■ **Task description**
Repeat each entry exactly and drop the pictures.

■ **Records for the task**
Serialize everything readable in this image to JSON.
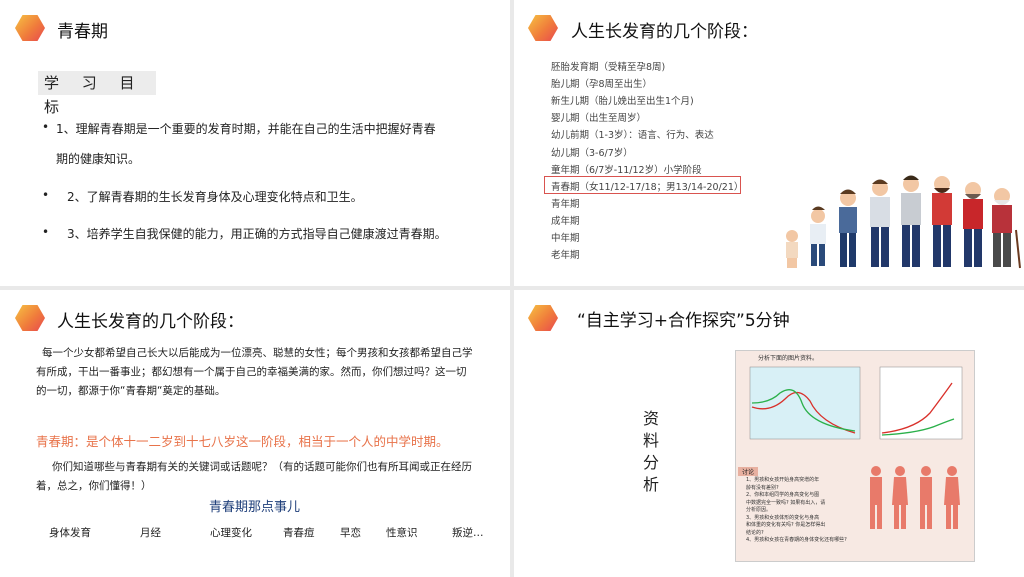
{
  "slide1": {
    "title": "青春期",
    "goal_heading": "学 习 目 标",
    "bullets": [
      {
        "dot": "•",
        "text": "1、理解青春期是一个重要的发育时期，并能在自己的生活中把握好青春",
        "cont": "期的健康知识。"
      },
      {
        "dot": "•",
        "text": "2、了解青春期的生长发育身体及心理变化特点和卫生。"
      },
      {
        "dot": "•",
        "text": "3、培养学生自我保健的能力，用正确的方式指导自己健康渡过青春期。"
      }
    ]
  },
  "slide2": {
    "title": "人生长发育的几个阶段：",
    "stages": [
      "胚胎发育期（受精至孕8周)",
      "胎儿期（孕8周至出生）",
      "新生儿期（胎儿娩出至出生1个月)",
      "婴儿期（出生至周岁）",
      "幼儿前期（1-3岁）：语言、行为、表达",
      "幼儿期（3-6/7岁）",
      "童年期（6/7岁-11/12岁）小学阶段",
      "青春期（女11/12-17/18；男13/14-20/21）",
      "青年期",
      "成年期",
      "中年期",
      "老年期"
    ]
  },
  "slide3": {
    "title": "人生长发育的几个阶段：",
    "para1_line1": "每一个少女都希望自己长大以后能成为一位漂亮、聪慧的女性；每个男孩和女孩都希望自己学",
    "para1_line2": "有所成，干出一番事业；都幻想有一个属于自己的幸福美满的家。然而，你们想过吗？这一切",
    "para1_line3": "的一切，都源于你“青春期“奠定的基础。",
    "definition": "青春期：是个体十一二岁到十七八岁这一阶段，相当于一个人的中学时期。",
    "para2_line1": "你们知道哪些与青春期有关的关键词或话题呢？（有的话题可能你们也有所耳闻或正在经历",
    "para2_line2": "着，总之，你们懂得！）",
    "subheading": "青春期那点事儿",
    "keywords": [
      {
        "text": "身体发育",
        "color": "#1f3f7a"
      },
      {
        "text": "月经",
        "color": "#d93b3b"
      },
      {
        "text": "心理变化",
        "color": "#e0707a"
      },
      {
        "text": "青春痘",
        "color": "#3aa6a8"
      },
      {
        "text": "早恋",
        "color": "#d98a3a"
      },
      {
        "text": "性意识",
        "color": "#8a2a2a"
      },
      {
        "text": "叛逆…",
        "color": "#6a3a8a"
      }
    ]
  },
  "slide4": {
    "title": "“自主学习+合作探究”5分钟",
    "side_label": "资料分析",
    "chart_caption": "分析下面的图片资料。",
    "questions_tag": "讨论",
    "questions": [
      "1、男孩和女孩开始身高突增的年",
      "龄有没有差别?",
      "2、你和本组同学的身高变化与图",
      "中数据完全一致吗? 如果有出入，请",
      "分析原因。",
      "3、男孩和女孩体形的变化与身高",
      "和体重的变化有关吗? 你是怎样得出",
      "结论的?",
      "4、男孩和女孩在青春期的身体变化还有哪些?"
    ]
  },
  "colors": {
    "accent_orange": "#f07d3b",
    "highlight_red": "#d9534f",
    "definition_orange": "#e8734a"
  }
}
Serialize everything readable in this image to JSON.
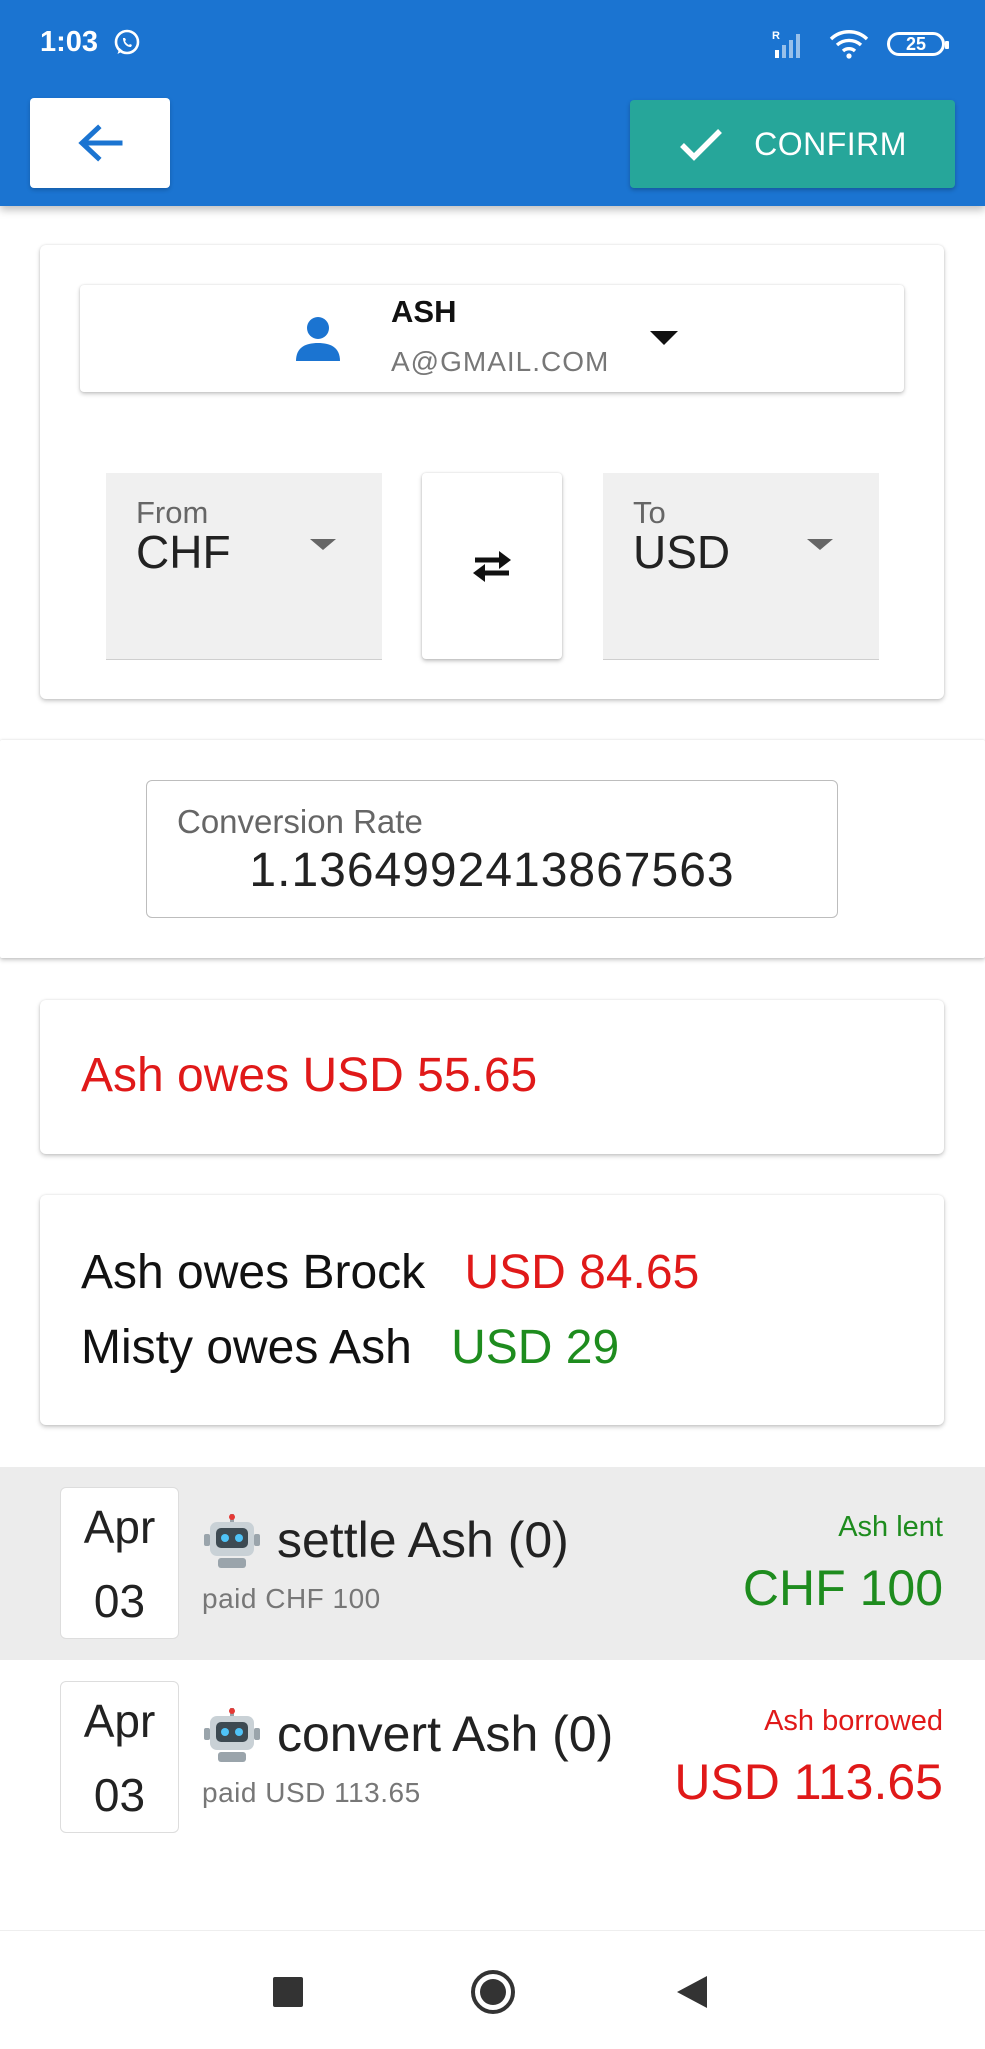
{
  "status_bar": {
    "time": "1:03",
    "battery": "25",
    "icons": [
      "whatsapp-icon",
      "signal-icon",
      "wifi-icon",
      "battery-icon"
    ]
  },
  "app_bar": {
    "back_icon": "arrow-back-icon",
    "confirm_label": "CONFIRM",
    "confirm_icon": "check-icon",
    "color": "#1b74d1",
    "confirm_color": "#26a69a"
  },
  "user": {
    "name": "ASH",
    "email": "A@GMAIL.COM",
    "icon": "person-icon",
    "accent": "#1b74d1"
  },
  "currency": {
    "from_label": "From",
    "from_value": "CHF",
    "to_label": "To",
    "to_value": "USD",
    "swap_icon": "swap-horiz-icon"
  },
  "conversion": {
    "label": "Conversion Rate",
    "value": "1.1364992413867563"
  },
  "total": {
    "text": "Ash owes USD 55.65"
  },
  "balances": [
    {
      "text": "Ash owes Brock",
      "amount": "USD 84.65",
      "color": "#e01919"
    },
    {
      "text": "Misty owes Ash",
      "amount": "USD 29",
      "color": "#1e8c1e"
    }
  ],
  "transactions": [
    {
      "month": "Apr",
      "day": "03",
      "title": "settle Ash (0)",
      "paid": "paid CHF 100",
      "kind": "Ash lent",
      "amount": "CHF 100",
      "color": "#1e8c1e",
      "highlighted": true
    },
    {
      "month": "Apr",
      "day": "03",
      "title": "convert Ash (0)",
      "paid": "paid USD 113.65",
      "kind": "Ash borrowed",
      "amount": "USD 113.65",
      "color": "#e01919",
      "highlighted": false
    }
  ],
  "nav_bar": {
    "icons": [
      "nav-recents-icon",
      "nav-home-icon",
      "nav-back-icon"
    ]
  }
}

■ **Completed exercise**
Serialize everything readable in this image to JSON.
{
  "slide1": {
    "title": "青春期",
    "goal_heading": "学 习 目 标",
    "bullets": [
      {
        "dot": "•",
        "text": "1、理解青春期是一个重要的发育时期，并能在自己的生活中把握好青春",
        "cont": "期的健康知识。"
      },
      {
        "dot": "•",
        "text": "2、了解青春期的生长发育身体及心理变化特点和卫生。"
      },
      {
        "dot": "•",
        "text": "3、培养学生自我保健的能力，用正确的方式指导自己健康渡过青春期。"
      }
    ]
  },
  "slide2": {
    "title": "人生长发育的几个阶段：",
    "stages": [
      "胚胎发育期（受精至孕8周)",
      "胎儿期（孕8周至出生）",
      "新生儿期（胎儿娩出至出生1个月)",
      "婴儿期（出生至周岁）",
      "幼儿前期（1-3岁）：语言、行为、表达",
      "幼儿期（3-6/7岁）",
      "童年期（6/7岁-11/12岁）小学阶段",
      "青春期（女11/12-17/18；男13/14-20/21）",
      "青年期",
      "成年期",
      "中年期",
      "老年期"
    ]
  },
  "slide3": {
    "title": "人生长发育的几个阶段：",
    "para1_line1": "每一个少女都希望自己长大以后能成为一位漂亮、聪慧的女性；每个男孩和女孩都希望自己学",
    "para1_line2": "有所成，干出一番事业；都幻想有一个属于自己的幸福美满的家。然而，你们想过吗？这一切",
    "para1_line3": "的一切，都源于你“青春期“奠定的基础。",
    "definition": "青春期：是个体十一二岁到十七八岁这一阶段，相当于一个人的中学时期。",
    "para2_line1": "你们知道哪些与青春期有关的关键词或话题呢？（有的话题可能你们也有所耳闻或正在经历",
    "para2_line2": "着，总之，你们懂得！）",
    "subheading": "青春期那点事儿",
    "keywords": [
      {
        "text": "身体发育",
        "color": "#1f3f7a"
      },
      {
        "text": "月经",
        "color": "#d93b3b"
      },
      {
        "text": "心理变化",
        "color": "#e0707a"
      },
      {
        "text": "青春痘",
        "color": "#3aa6a8"
      },
      {
        "text": "早恋",
        "color": "#d98a3a"
      },
      {
        "text": "性意识",
        "color": "#8a2a2a"
      },
      {
        "text": "叛逆…",
        "color": "#6a3a8a"
      }
    ]
  },
  "slide4": {
    "title": "“自主学习+合作探究”5分钟",
    "side_label": "资料分析",
    "chart_caption": "分析下面的图片资料。",
    "questions_tag": "讨论",
    "questions": [
      "1、男孩和女孩开始身高突增的年",
      "龄有没有差别?",
      "2、你和本组同学的身高变化与图",
      "中数据完全一致吗? 如果有出入，请",
      "分析原因。",
      "3、男孩和女孩体形的变化与身高",
      "和体重的变化有关吗? 你是怎样得出",
      "结论的?",
      "4、男孩和女孩在青春期的身体变化还有哪些?"
    ]
  },
  "colors": {
    "accent_orange": "#f07d3b",
    "highlight_red": "#d9534f",
    "definition_orange": "#e8734a"
  }
}
Serialize everything readable in this image to JSON.
{
  "status_bar": {
    "time": "1:03",
    "battery": "25",
    "icons": [
      "whatsapp-icon",
      "signal-icon",
      "wifi-icon",
      "battery-icon"
    ]
  },
  "app_bar": {
    "back_icon": "arrow-back-icon",
    "confirm_label": "CONFIRM",
    "confirm_icon": "check-icon",
    "color": "#1b74d1",
    "confirm_color": "#26a69a"
  },
  "user": {
    "name": "ASH",
    "email": "A@GMAIL.COM",
    "icon": "person-icon",
    "accent": "#1b74d1"
  },
  "currency": {
    "from_label": "From",
    "from_value": "CHF",
    "to_label": "To",
    "to_value": "USD",
    "swap_icon": "swap-horiz-icon"
  },
  "conversion": {
    "label": "Conversion Rate",
    "value": "1.1364992413867563"
  },
  "total": {
    "text": "Ash owes USD 55.65"
  },
  "balances": [
    {
      "text": "Ash owes Brock",
      "amount": "USD 84.65",
      "color": "#e01919"
    },
    {
      "text": "Misty owes Ash",
      "amount": "USD 29",
      "color": "#1e8c1e"
    }
  ],
  "transactions": [
    {
      "month": "Apr",
      "day": "03",
      "title": "settle Ash (0)",
      "paid": "paid CHF 100",
      "kind": "Ash lent",
      "amount": "CHF 100",
      "color": "#1e8c1e",
      "highlighted": true
    },
    {
      "month": "Apr",
      "day": "03",
      "title": "convert Ash (0)",
      "paid": "paid USD 113.65",
      "kind": "Ash borrowed",
      "amount": "USD 113.65",
      "color": "#e01919",
      "highlighted": false
    }
  ],
  "nav_bar": {
    "icons": [
      "nav-recents-icon",
      "nav-home-icon",
      "nav-back-icon"
    ]
  }
}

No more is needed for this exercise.